### Problem description
Print the lines starting at the line that contains "626, 1034, 668]" and ending at the line that contains "858, 923, 908]", both included.

(Image-based layout entries)
--- --- ---
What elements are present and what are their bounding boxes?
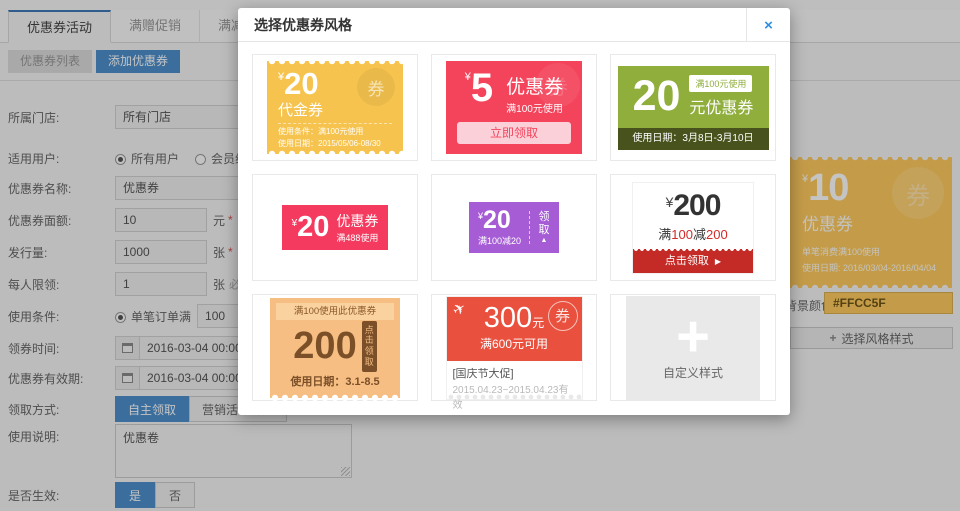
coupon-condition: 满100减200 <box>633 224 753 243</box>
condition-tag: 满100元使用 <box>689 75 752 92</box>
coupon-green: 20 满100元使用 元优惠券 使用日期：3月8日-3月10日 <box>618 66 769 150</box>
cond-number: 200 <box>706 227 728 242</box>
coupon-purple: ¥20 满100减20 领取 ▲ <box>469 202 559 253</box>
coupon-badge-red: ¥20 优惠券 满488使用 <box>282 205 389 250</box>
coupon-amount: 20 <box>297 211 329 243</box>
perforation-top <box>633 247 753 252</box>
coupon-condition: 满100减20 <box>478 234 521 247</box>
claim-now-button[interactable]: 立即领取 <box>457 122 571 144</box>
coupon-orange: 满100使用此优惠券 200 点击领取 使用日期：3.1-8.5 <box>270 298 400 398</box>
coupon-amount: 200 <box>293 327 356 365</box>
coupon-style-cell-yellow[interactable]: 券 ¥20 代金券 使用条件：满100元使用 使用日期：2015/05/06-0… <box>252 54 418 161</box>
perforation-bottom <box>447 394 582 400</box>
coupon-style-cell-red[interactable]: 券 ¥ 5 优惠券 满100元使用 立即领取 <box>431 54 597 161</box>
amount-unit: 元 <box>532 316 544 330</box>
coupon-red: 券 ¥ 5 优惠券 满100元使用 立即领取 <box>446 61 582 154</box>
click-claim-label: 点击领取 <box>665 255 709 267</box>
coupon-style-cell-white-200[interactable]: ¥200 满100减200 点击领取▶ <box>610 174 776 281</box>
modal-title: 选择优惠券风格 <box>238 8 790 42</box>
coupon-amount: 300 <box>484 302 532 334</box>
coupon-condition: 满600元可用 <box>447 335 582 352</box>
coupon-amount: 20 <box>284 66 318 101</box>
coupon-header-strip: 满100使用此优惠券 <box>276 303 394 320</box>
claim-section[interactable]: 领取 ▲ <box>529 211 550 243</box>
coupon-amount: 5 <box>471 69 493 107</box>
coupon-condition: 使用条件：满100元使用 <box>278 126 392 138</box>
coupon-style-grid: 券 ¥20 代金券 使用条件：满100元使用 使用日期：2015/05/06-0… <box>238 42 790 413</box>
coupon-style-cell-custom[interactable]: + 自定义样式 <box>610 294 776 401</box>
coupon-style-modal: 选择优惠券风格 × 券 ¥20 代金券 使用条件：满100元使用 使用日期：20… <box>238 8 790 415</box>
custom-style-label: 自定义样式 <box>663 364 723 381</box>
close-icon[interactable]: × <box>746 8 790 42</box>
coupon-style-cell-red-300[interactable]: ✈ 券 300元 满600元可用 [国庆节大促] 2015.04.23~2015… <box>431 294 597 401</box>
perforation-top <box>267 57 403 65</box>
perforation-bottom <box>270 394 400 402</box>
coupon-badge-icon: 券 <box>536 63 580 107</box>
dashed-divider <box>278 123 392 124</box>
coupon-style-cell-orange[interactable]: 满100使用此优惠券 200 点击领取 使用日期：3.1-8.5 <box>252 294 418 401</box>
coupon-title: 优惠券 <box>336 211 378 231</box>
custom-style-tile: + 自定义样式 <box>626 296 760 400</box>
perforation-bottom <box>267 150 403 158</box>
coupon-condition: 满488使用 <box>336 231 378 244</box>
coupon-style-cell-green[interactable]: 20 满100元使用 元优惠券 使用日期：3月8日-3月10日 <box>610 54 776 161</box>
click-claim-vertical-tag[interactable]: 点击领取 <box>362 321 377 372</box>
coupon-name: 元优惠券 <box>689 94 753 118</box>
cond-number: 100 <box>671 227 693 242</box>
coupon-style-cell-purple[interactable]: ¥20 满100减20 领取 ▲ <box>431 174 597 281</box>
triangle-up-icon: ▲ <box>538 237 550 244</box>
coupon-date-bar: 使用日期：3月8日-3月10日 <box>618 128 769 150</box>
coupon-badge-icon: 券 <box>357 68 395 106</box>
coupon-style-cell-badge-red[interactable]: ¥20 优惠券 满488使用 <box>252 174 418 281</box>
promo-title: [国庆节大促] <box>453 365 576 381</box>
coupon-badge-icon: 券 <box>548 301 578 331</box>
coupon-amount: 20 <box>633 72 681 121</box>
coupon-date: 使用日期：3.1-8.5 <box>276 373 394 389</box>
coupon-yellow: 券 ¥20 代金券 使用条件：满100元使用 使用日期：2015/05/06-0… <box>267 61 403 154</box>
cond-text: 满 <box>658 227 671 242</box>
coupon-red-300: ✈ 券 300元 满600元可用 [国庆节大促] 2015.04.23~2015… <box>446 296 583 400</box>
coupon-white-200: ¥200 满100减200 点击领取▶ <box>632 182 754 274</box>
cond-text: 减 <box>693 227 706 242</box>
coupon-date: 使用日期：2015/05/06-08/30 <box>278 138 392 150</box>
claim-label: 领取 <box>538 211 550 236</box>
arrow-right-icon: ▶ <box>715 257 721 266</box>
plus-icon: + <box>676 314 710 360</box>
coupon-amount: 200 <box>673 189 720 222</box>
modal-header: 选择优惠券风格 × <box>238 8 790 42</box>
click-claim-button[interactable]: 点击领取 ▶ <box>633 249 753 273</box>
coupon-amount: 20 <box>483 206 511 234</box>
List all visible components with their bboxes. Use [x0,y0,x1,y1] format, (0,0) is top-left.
--- --- ---
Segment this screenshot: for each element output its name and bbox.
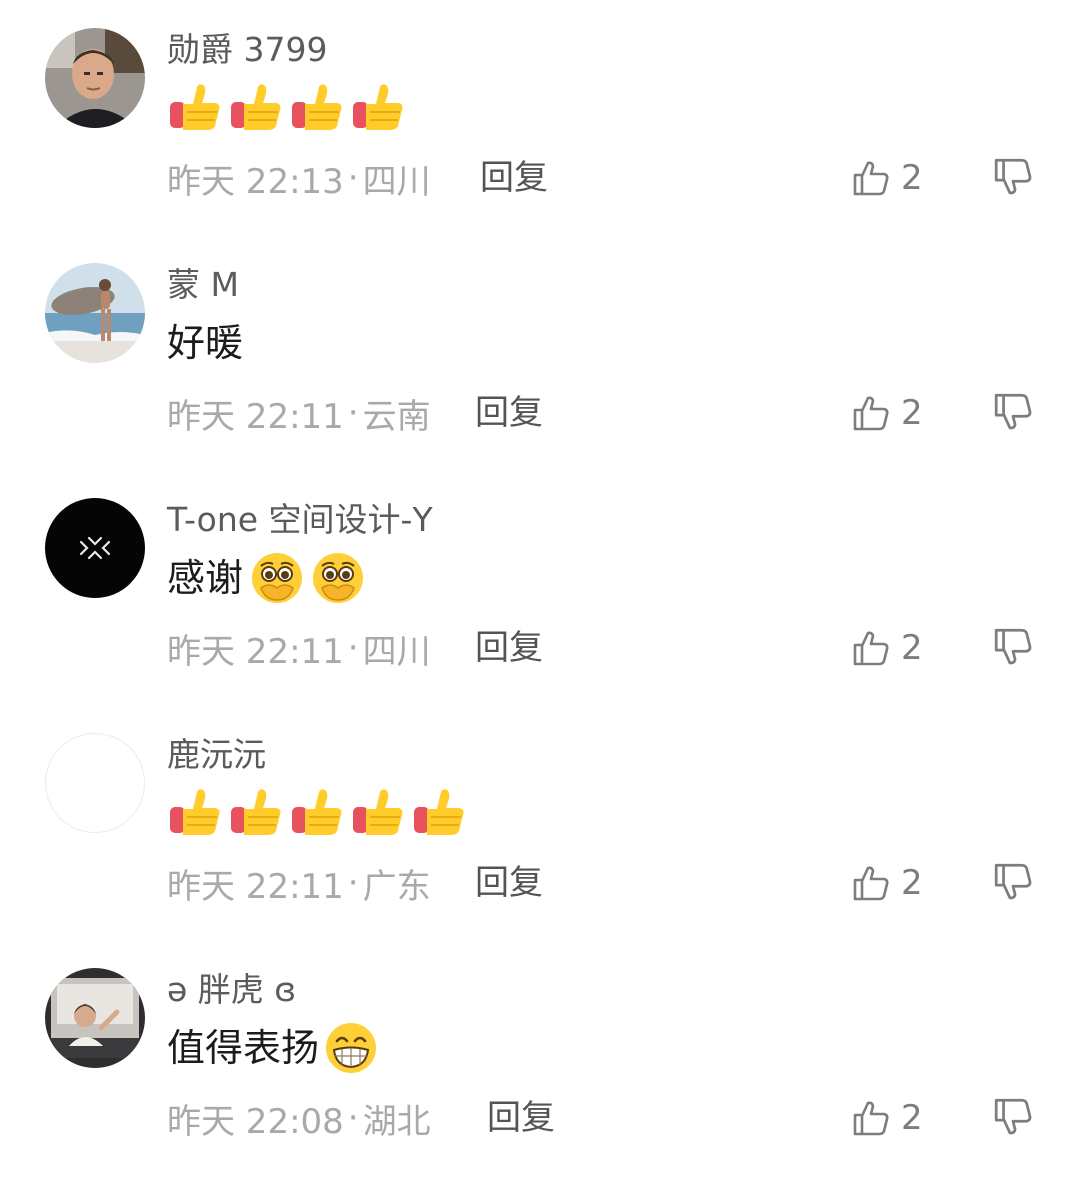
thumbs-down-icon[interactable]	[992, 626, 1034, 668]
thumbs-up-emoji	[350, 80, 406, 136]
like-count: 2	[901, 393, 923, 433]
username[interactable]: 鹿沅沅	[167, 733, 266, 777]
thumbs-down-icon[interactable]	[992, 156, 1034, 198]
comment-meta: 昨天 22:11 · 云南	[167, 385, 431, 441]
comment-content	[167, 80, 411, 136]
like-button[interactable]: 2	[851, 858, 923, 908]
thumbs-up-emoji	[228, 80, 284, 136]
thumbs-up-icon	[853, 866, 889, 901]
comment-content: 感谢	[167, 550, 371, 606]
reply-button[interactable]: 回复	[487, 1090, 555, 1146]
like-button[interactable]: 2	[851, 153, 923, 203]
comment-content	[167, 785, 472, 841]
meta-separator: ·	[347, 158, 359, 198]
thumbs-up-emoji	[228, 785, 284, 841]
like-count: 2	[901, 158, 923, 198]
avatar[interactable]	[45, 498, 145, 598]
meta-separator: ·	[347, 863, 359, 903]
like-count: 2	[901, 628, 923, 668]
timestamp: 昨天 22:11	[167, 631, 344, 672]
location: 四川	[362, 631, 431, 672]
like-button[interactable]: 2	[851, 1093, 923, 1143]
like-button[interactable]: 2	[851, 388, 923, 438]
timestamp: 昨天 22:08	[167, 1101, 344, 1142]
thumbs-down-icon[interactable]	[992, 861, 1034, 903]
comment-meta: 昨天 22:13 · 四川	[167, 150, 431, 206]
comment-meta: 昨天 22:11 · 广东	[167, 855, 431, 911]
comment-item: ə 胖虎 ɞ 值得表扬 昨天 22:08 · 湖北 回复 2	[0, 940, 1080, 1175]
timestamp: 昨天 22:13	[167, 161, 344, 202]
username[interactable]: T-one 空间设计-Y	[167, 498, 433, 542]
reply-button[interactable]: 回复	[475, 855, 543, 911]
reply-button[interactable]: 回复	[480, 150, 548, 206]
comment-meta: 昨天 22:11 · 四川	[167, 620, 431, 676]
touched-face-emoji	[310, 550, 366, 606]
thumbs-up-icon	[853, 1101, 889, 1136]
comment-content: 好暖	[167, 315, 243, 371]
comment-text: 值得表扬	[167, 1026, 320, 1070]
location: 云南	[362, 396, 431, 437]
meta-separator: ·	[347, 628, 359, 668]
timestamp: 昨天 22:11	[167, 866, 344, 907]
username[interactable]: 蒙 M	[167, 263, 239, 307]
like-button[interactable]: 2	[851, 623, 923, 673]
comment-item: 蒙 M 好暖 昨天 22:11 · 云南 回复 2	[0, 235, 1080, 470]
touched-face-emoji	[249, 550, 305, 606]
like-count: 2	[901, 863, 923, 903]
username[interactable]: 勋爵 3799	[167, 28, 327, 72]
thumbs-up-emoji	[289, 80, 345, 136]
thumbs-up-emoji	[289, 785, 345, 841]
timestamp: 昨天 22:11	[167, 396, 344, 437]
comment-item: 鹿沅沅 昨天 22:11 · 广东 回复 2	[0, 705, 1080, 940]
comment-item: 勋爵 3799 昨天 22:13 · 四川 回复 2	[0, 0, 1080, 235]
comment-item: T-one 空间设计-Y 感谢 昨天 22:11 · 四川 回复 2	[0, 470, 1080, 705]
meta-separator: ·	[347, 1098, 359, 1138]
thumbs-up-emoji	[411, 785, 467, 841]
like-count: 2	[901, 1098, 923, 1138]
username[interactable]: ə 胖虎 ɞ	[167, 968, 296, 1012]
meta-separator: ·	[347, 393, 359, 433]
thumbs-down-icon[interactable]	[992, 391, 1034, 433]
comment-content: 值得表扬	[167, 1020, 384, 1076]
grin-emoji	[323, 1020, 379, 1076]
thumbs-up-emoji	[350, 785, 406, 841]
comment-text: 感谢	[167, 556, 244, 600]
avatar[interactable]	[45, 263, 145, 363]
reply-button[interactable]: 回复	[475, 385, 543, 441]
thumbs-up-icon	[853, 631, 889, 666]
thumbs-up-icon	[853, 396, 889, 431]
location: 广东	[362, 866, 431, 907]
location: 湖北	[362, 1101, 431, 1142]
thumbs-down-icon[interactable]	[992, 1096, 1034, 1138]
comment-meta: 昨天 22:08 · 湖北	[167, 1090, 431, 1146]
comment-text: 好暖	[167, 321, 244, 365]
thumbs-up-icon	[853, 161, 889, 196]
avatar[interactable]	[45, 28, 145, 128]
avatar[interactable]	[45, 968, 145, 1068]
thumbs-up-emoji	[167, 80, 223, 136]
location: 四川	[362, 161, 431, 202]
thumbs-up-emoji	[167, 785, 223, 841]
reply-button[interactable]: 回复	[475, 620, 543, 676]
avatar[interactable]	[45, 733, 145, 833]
--- --- ---
### Response below
thumbs-down-icon[interactable]	[992, 626, 1034, 668]
thumbs-up-emoji	[350, 80, 406, 136]
like-count: 2	[901, 393, 923, 433]
username[interactable]: 鹿沅沅	[167, 733, 266, 777]
thumbs-down-icon[interactable]	[992, 156, 1034, 198]
comment-meta: 昨天 22:11 · 云南	[167, 385, 431, 441]
comment-content	[167, 80, 411, 136]
like-button[interactable]: 2	[851, 858, 923, 908]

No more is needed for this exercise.